Principal photography began on April 18, 2024, in Los Angeles, with Khalid Mohtaseb serving as the cinematographer. Pratt suffered an ankle injury on day four of filming, posting a photo of a swollen ankle on his Instagram page. Filming wrapped on May 23, 2024.

===Music===
Ramin Djawadi was revealed to have composed the score in January 2026.

==Release==
Mercy was shown early for patrons of AMC Theatres and Regal Cinemas on January 19, 2026, as part of their Screen Unseen and Monday Mystery Movie programs, respectively. This made it the first IMAX film to be released via the programs.

Mercy was released in the United States on January 23, 2026, in 3D and IMAX, having previously been due for release on August 15, 2025. The film was released on digital on February 17, 2026, and on DVD, Blu-ray, and Ultra HD Blu-ray on April 7, 2026 by Alliance Entertainment and MGM Home Entertainment.

==Reception==
===Box office===
As of 1 March 2026, Mercy has grossed $24.4 million in the United States and Canada, and $29.9 million in other territories, for a worldwide total of $54.3 million. In the United States and Canada, Mercy went on to debut to $12.6 million, becoming the first film to dethrone Avatar: Fire and Ash after five weeks. Its total was affected by the January 2026 North American winter storm that closed about 400 theaters.

===Critical response===

 Metacritic, which uses a weighted average, assigned the film a score of 34 out of 100, based on 35 critics, indicating "generally unfavorable" reviews. Audiences polled by CinemaScore gave the film an average grade of "B−" on an A+ to F scale.

○ ○ ○ ○ ○

* **Problem description**
Return everything in the film text from "Principal photography began" down to "MGM Home Entertainment.", copied word for word. Rely only on the text about the film Mercy.

○ ○ ○ ○ ○

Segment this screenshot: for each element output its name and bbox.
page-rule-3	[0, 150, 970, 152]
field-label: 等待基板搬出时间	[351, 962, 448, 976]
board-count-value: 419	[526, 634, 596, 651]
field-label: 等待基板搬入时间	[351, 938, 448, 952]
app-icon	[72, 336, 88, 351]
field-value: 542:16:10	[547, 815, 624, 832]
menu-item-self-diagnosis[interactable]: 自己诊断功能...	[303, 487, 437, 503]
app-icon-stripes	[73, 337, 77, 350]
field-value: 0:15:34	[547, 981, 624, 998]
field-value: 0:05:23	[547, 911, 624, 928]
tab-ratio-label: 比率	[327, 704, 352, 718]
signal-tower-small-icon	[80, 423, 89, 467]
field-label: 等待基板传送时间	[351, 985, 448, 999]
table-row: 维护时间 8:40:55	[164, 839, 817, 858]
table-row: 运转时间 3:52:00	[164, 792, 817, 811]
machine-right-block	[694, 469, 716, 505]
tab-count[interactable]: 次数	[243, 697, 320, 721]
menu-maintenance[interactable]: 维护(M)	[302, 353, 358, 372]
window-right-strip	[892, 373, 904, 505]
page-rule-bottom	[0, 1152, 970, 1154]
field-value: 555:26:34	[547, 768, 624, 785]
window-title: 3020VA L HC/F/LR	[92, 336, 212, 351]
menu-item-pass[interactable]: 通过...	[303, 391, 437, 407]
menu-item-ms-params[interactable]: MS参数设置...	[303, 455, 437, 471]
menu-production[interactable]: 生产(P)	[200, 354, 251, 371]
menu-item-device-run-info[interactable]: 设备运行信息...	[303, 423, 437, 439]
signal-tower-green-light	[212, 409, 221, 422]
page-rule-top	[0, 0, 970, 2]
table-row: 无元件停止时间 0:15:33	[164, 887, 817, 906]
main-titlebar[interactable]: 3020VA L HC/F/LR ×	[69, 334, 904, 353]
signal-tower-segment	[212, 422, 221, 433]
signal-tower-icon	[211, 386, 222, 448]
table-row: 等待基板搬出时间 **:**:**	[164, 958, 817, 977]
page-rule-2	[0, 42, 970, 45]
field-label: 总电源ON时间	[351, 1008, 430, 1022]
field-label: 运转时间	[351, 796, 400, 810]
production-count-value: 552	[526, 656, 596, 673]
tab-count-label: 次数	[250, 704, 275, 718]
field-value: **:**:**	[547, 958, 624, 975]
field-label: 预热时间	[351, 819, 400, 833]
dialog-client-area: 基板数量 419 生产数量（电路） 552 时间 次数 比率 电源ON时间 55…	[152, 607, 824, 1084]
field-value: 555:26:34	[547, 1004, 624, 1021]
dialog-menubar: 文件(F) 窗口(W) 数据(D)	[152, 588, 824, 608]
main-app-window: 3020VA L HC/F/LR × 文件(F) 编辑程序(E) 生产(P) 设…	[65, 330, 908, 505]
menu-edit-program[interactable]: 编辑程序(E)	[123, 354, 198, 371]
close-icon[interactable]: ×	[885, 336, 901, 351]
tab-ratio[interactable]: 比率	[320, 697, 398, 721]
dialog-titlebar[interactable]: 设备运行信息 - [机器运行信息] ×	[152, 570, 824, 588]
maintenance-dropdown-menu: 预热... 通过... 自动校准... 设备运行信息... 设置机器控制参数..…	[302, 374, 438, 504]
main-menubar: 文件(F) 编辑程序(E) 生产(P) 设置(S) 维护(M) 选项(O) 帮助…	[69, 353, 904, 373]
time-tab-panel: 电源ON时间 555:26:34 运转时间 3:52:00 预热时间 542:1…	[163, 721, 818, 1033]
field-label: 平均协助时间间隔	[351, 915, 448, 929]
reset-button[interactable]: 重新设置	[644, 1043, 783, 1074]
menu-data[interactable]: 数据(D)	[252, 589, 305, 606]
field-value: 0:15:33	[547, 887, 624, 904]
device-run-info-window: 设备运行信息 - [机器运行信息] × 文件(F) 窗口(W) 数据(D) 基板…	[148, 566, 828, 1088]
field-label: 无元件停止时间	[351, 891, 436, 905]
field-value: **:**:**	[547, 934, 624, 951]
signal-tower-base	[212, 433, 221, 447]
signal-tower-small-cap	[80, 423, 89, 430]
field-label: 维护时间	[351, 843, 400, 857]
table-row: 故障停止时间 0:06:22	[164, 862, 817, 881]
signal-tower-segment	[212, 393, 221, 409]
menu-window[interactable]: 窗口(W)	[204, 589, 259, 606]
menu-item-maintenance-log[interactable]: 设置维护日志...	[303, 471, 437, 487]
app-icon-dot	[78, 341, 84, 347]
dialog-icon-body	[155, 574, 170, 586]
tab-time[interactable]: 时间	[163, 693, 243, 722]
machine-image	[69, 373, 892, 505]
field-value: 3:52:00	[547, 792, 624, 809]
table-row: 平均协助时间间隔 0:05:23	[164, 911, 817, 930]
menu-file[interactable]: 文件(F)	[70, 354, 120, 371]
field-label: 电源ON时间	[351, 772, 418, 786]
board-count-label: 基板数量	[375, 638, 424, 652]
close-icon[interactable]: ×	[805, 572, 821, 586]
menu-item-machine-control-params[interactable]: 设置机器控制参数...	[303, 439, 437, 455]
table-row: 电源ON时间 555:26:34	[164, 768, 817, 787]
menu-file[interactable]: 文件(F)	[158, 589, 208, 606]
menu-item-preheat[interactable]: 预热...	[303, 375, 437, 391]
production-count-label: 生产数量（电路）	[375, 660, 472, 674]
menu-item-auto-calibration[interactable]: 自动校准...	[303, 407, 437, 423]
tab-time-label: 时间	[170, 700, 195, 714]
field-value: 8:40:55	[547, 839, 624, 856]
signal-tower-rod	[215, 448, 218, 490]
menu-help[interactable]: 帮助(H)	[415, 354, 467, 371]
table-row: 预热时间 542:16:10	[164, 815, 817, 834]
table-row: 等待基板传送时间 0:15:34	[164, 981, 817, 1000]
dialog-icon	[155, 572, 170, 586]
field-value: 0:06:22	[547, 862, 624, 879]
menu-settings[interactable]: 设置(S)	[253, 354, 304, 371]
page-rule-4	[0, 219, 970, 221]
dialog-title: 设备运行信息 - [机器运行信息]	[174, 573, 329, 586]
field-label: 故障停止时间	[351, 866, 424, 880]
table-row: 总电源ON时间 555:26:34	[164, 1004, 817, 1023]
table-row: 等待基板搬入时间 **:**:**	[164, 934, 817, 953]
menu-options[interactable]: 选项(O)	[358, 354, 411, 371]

○ ○ ○ ○ ○

* **Output for this task**
Principal photography began on April 18, 2024, in Los Angeles, with Khalid Mohtaseb serving as the cinematographer. Pratt suffered an ankle injury on day four of filming, posting a photo of a swollen ankle on his Instagram page. Filming wrapped on May 23, 2024.

===Music===
Ramin Djawadi was revealed to have composed the score in January 2026.

==Release==
Mercy was shown early for patrons of AMC Theatres and Regal Cinemas on January 19, 2026, as part of their Screen Unseen and Monday Mystery Movie programs, respectively. This made it the first IMAX film to be released via the programs.

Mercy was released in the United States on January 23, 2026, in 3D and IMAX, having previously been due for release on August 15, 2025. The film was released on digital on February 17, 2026, and on DVD, Blu-ray, and Ultra HD Blu-ray on April 7, 2026 by Alliance Entertainment and MGM Home Entertainment.